- _选定摘录_
--------
---

# IMPORTANT

**Please remember to save this notebook `L11.ipynb` and `layers.py` as you work on them!**

---

In [None]:
# this mounts your Google Drive to the Colab VM.
from google.colab import drive
drive.mount('/content/drive', force_remount=True)

# 請輸入 a5 資料夾之所在位置
FOLDERNAME = 'Colab\ Notebooks/SC201_L11'
assert FOLDERNAME is not None, "[!] Enter the foldername."

# now that we've mounted your Drive, this ensures that
# the Python interpreter of the Colab VM can load
# python files from within it.
import sys
sys.path.append('/content/drive/MyDrive/{}'.format(FOLDERNAME))

# this downloads the CIFAR-10 dataset to your Drive
# if it doesn't already exist.
--------
- _书面题目 1_
请照原样抄录这段 Colab 代码中“# 請輸入 a5 資料夾之所在位置”与“doesn't already exist.”之间的部分，首尾两处都包括在内。

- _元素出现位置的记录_
--------
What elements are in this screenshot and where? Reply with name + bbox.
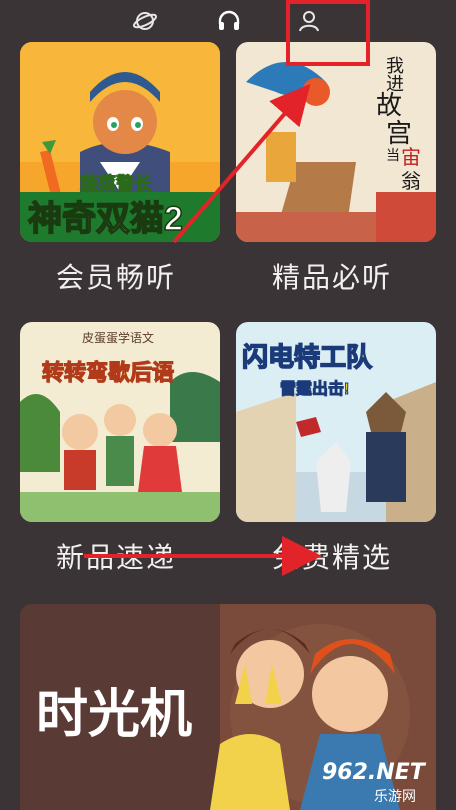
card-label-premium: 精品必听 bbox=[272, 261, 393, 294]
cover-subtitle: 皮蛋蛋学语文 bbox=[82, 330, 154, 345]
cover-title-char: 故 bbox=[376, 90, 402, 120]
album-card-member[interactable]: 蔬菜警长 神奇双猫2 bbox=[20, 42, 220, 242]
album-cover-xiehouyu: 皮蛋蛋学语文 转转弯歇后语 bbox=[20, 322, 220, 522]
planet-icon[interactable] bbox=[132, 8, 158, 34]
headphones-icon[interactable] bbox=[216, 8, 242, 34]
card-label-free: 免费精选 bbox=[272, 541, 393, 574]
banner-artwork: 时光机 bbox=[20, 604, 436, 810]
cover-title-char: 翁 bbox=[401, 170, 421, 193]
cover-title: 闪电特工队 bbox=[242, 342, 373, 372]
user-icon[interactable] bbox=[296, 8, 322, 34]
cover-subtitle: 蔬菜警长 bbox=[80, 173, 153, 194]
album-card-free[interactable]: 闪电特工队 雷霆出击! bbox=[236, 322, 436, 522]
card-label-member: 会员畅听 bbox=[56, 261, 177, 294]
album-cover-shenqi-shuangmao: 蔬菜警长 神奇双猫2 bbox=[20, 42, 220, 242]
cover-title: 神奇双猫2 bbox=[28, 200, 183, 238]
cover-subtitle: 雷霆出击! bbox=[280, 379, 349, 398]
cover-title: 转转弯歇后语 bbox=[42, 360, 174, 385]
top-nav-bar bbox=[0, 0, 456, 38]
cover-title-char: 宫 bbox=[386, 118, 412, 148]
album-cover-gugong: 我 进 故 宫 当 宙 翁 bbox=[236, 42, 436, 242]
banner-title: 时光机 bbox=[36, 686, 192, 744]
cover-title-char: 当 bbox=[386, 147, 400, 163]
album-card-premium[interactable]: 我 进 故 宫 当 宙 翁 bbox=[236, 42, 436, 242]
cover-title-char: 我 bbox=[386, 56, 404, 76]
album-card-new[interactable]: 皮蛋蛋学语文 转转弯歇后语 bbox=[20, 322, 220, 522]
cover-title-char: 宙 bbox=[401, 146, 421, 169]
card-label-new: 新品速递 bbox=[56, 541, 177, 574]
album-cover-shandian-tegongdui: 闪电特工队 雷霆出击! bbox=[236, 322, 436, 522]
time-machine-banner[interactable]: 时光机 bbox=[20, 604, 436, 810]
--------
- _书面题目 2_
请在上面的数据行中，原样写出含有“card-label-premium: 精品必听 bbox=[272, 261, 393, 294]”的那一行到含有“cover-subtitle: 蔬菜警长 bbox=[80, 173, 153, 194]”的那一行之间的所有行，首尾两行都包括在内。

- _回答 1_
# 請輸入 a5 資料夾之所在位置
FOLDERNAME = 'Colab\ Notebooks/SC201_L11'
assert FOLDERNAME is not None, "[!] Enter the foldername."

# now that we've mounted your Drive, this ensures that
# the Python interpreter of the Colab VM can load
# python files from within it.
import sys
sys.path.append('/content/drive/MyDrive/{}'.format(FOLDERNAME))

# this downloads the CIFAR-10 dataset to your Drive
# if it doesn't already exist.

- _回答 2_
card-label-premium: 精品必听 bbox=[272, 261, 393, 294]
cover-subtitle: 皮蛋蛋学语文 bbox=[82, 330, 154, 345]
cover-title-char: 故 bbox=[376, 90, 402, 120]
album-card-member[interactable]: 蔬菜警长 神奇双猫2 bbox=[20, 42, 220, 242]
album-cover-xiehouyu: 皮蛋蛋学语文 转转弯歇后语 bbox=[20, 322, 220, 522]
planet-icon[interactable] bbox=[132, 8, 158, 34]
headphones-icon[interactable] bbox=[216, 8, 242, 34]
card-label-free: 免费精选 bbox=[272, 541, 393, 574]
banner-artwork: 时光机 bbox=[20, 604, 436, 810]
cover-title-char: 翁 bbox=[401, 170, 421, 193]
cover-title: 闪电特工队 bbox=[242, 342, 373, 372]
user-icon[interactable] bbox=[296, 8, 322, 34]
cover-subtitle: 蔬菜警长 bbox=[80, 173, 153, 194]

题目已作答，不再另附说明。